(Exercise directions) Transcribe each record below word for word.

(Stored rows)
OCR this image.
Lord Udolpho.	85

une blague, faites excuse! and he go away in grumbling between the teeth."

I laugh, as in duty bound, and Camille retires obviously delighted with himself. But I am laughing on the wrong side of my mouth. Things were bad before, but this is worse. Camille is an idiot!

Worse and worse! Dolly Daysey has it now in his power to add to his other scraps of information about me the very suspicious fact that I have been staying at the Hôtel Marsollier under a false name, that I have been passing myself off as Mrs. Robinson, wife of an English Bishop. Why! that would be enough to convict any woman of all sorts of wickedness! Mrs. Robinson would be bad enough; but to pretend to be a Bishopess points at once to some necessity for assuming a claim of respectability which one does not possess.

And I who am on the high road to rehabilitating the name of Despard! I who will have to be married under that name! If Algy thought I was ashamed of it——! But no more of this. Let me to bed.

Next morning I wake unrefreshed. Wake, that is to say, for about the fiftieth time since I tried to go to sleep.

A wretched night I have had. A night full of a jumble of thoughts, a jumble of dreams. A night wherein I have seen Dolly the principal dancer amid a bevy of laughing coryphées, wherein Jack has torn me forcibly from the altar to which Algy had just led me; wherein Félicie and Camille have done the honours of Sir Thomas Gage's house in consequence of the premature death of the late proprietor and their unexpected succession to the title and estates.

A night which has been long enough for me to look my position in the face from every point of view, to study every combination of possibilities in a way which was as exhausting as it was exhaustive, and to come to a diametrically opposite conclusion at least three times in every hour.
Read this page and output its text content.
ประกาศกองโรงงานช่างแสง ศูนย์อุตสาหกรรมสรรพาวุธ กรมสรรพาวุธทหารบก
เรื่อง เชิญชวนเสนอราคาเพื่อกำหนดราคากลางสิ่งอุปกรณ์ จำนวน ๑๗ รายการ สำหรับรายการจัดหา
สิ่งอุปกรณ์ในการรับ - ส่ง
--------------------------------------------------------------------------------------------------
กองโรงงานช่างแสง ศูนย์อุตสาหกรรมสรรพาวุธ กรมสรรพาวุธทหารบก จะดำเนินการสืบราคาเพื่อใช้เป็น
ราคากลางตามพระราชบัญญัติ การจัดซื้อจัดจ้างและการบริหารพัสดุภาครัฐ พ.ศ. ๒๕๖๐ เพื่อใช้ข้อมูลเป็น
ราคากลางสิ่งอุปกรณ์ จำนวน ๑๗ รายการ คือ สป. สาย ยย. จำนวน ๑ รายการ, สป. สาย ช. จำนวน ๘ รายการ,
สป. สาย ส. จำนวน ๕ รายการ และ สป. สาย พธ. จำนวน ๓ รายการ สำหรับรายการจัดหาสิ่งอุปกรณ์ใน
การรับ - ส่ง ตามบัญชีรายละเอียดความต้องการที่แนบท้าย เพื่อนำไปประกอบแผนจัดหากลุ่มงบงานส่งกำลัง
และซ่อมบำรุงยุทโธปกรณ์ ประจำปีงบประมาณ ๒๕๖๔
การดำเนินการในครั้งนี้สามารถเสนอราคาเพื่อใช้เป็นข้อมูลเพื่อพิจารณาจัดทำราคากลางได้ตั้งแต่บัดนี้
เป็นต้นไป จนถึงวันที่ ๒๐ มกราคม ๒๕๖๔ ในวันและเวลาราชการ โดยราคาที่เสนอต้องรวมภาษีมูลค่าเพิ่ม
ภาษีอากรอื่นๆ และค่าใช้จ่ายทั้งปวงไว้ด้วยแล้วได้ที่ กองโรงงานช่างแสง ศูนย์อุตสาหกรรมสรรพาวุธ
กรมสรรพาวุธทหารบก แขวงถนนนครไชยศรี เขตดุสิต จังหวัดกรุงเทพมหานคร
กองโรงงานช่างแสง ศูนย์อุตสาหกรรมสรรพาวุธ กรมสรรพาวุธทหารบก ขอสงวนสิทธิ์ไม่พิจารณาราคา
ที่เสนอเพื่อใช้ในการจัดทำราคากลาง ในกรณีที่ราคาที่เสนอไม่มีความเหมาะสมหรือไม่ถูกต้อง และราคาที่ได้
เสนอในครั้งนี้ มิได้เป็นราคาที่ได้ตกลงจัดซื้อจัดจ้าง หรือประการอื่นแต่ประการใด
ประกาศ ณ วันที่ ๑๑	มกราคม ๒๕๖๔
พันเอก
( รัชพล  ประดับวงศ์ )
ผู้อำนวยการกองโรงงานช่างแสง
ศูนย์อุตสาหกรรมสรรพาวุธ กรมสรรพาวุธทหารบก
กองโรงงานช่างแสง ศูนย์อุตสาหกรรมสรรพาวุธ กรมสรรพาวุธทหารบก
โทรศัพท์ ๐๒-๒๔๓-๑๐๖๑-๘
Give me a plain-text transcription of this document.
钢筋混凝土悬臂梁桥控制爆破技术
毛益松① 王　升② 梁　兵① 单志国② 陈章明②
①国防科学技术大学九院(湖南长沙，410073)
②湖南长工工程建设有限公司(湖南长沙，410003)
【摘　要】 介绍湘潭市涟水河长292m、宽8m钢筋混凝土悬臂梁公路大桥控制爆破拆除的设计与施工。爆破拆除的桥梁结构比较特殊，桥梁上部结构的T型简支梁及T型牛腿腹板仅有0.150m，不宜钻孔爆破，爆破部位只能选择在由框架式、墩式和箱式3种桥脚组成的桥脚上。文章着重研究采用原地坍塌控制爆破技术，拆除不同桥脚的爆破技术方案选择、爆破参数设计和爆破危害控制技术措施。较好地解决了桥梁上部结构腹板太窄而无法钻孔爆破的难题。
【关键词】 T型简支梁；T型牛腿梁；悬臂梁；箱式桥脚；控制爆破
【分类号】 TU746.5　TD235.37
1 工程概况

(Problem solution)
OCR this image.
Lord Udolpho.	85

une blague, faites excuse! and he go away in grumbling between the teeth."

I laugh, as in duty bound, and Camille retires obviously delighted with himself. But I am laughing on the wrong side of my mouth. Things were bad before, but this is worse. Camille is an idiot!

Worse and worse! Dolly Daysey has it now in his power to add to his other scraps of information about me the very suspicious fact that I have been staying at the Hôtel Marsollier under a false name, that I have been passing myself off as Mrs. Robinson, wife of an English Bishop. Why! that would be enough to convict any woman of all sorts of wickedness! Mrs. Robinson would be bad enough; but to pretend to be a Bishopess points at once to some necessity for assuming a claim of respectability which one does not possess.

And I who am on the high road to rehabilitating the name of Despard! I who will have to be married under that name! If Algy thought I was ashamed of it——! But no more of this. Let me to bed.

Next morning I wake unrefreshed. Wake, that is to say, for about the fiftieth time since I tried to go to sleep.

A wretched night I have had. A night full of a jumble of thoughts, a jumble of dreams. A night wherein I have seen Dolly the principal dancer amid a bevy of laughing coryphées, wherein Jack has torn me forcibly from the altar to which Algy had just led me; wherein Félicie and Camille have done the honours of Sir Thomas Gage's house in consequence of the premature death of the late proprietor and their unexpected succession to the title and estates.

A night which has been long enough for me to look my position in the face from every point of view, to study every combination of possibilities in a way which was as exhausting as it was exhaustive, and to come to a diametrically opposite conclusion at least three times in every hour.
Read this page and output its text content.
ประกาศกองโรงงานช่างแสง ศูนย์อุตสาหกรรมสรรพาวุธ กรมสรรพาวุธทหารบก
เรื่อง เชิญชวนเสนอราคาเพื่อกำหนดราคากลางสิ่งอุปกรณ์ จำนวน ๑๗ รายการ สำหรับรายการจัดหา
สิ่งอุปกรณ์ในการรับ - ส่ง
--------------------------------------------------------------------------------------------------
กองโรงงานช่างแสง ศูนย์อุตสาหกรรมสรรพาวุธ กรมสรรพาวุธทหารบก จะดำเนินการสืบราคาเพื่อใช้เป็น
ราคากลางตามพระราชบัญญัติ การจัดซื้อจัดจ้างและการบริหารพัสดุภาครัฐ พ.ศ. ๒๕๖๐ เพื่อใช้ข้อมูลเป็น
ราคากลางสิ่งอุปกรณ์ จำนวน ๑๗ รายการ คือ สป. สาย ยย. จำนวน ๑ รายการ, สป. สาย ช. จำนวน ๘ รายการ,
สป. สาย ส. จำนวน ๕ รายการ และ สป. สาย พธ. จำนวน ๓ รายการ สำหรับรายการจัดหาสิ่งอุปกรณ์ใน
การรับ - ส่ง ตามบัญชีรายละเอียดความต้องการที่แนบท้าย เพื่อนำไปประกอบแผนจัดหากลุ่มงบงานส่งกำลัง
และซ่อมบำรุงยุทโธปกรณ์ ประจำปีงบประมาณ ๒๕๖๔
การดำเนินการในครั้งนี้สามารถเสนอราคาเพื่อใช้เป็นข้อมูลเพื่อพิจารณาจัดทำราคากลางได้ตั้งแต่บัดนี้
เป็นต้นไป จนถึงวันที่ ๒๐ มกราคม ๒๕๖๔ ในวันและเวลาราชการ โดยราคาที่เสนอต้องรวมภาษีมูลค่าเพิ่ม
ภาษีอากรอื่นๆ และค่าใช้จ่ายทั้งปวงไว้ด้วยแล้วได้ที่ กองโรงงานช่างแสง ศูนย์อุตสาหกรรมสรรพาวุธ
กรมสรรพาวุธทหารบก แขวงถนนนครไชยศรี เขตดุสิต จังหวัดกรุงเทพมหานคร
กองโรงงานช่างแสง ศูนย์อุตสาหกรรมสรรพาวุธ กรมสรรพาวุธทหารบก ขอสงวนสิทธิ์ไม่พิจารณาราคา
ที่เสนอเพื่อใช้ในการจัดทำราคากลาง ในกรณีที่ราคาที่เสนอไม่มีความเหมาะสมหรือไม่ถูกต้อง และราคาที่ได้
เสนอในครั้งนี้ มิได้เป็นราคาที่ได้ตกลงจัดซื้อจัดจ้าง หรือประการอื่นแต่ประการใด
ประกาศ ณ วันที่ ๑๑	มกราคม ๒๕๖๔
พันเอก
( รัชพล  ประดับวงศ์ )
ผู้อำนวยการกองโรงงานช่างแสง
ศูนย์อุตสาหกรรมสรรพาวุธ กรมสรรพาวุธทหารบก
กองโรงงานช่างแสง ศูนย์อุตสาหกรรมสรรพาวุธ กรมสรรพาวุธทหารบก
โทรศัพท์ ๐๒-๒๔๓-๑๐๖๑-๘
Give me a plain-text transcription of this document.
钢筋混凝土悬臂梁桥控制爆破技术
毛益松① 王　升② 梁　兵① 单志国② 陈章明②
①国防科学技术大学九院(湖南长沙，410073)
②湖南长工工程建设有限公司(湖南长沙，410003)
【摘　要】 介绍湘潭市涟水河长292m、宽8m钢筋混凝土悬臂梁公路大桥控制爆破拆除的设计与施工。爆破拆除的桥梁结构比较特殊，桥梁上部结构的T型简支梁及T型牛腿腹板仅有0.150m，不宜钻孔爆破，爆破部位只能选择在由框架式、墩式和箱式3种桥脚组成的桥脚上。文章着重研究采用原地坍塌控制爆破技术，拆除不同桥脚的爆破技术方案选择、爆破参数设计和爆破危害控制技术措施。较好地解决了桥梁上部结构腹板太窄而无法钻孔爆破的难题。
【关键词】 T型简支梁；T型牛腿梁；悬臂梁；箱式桥脚；控制爆破
【分类号】 TU746.5　TD235.37
1 工程概况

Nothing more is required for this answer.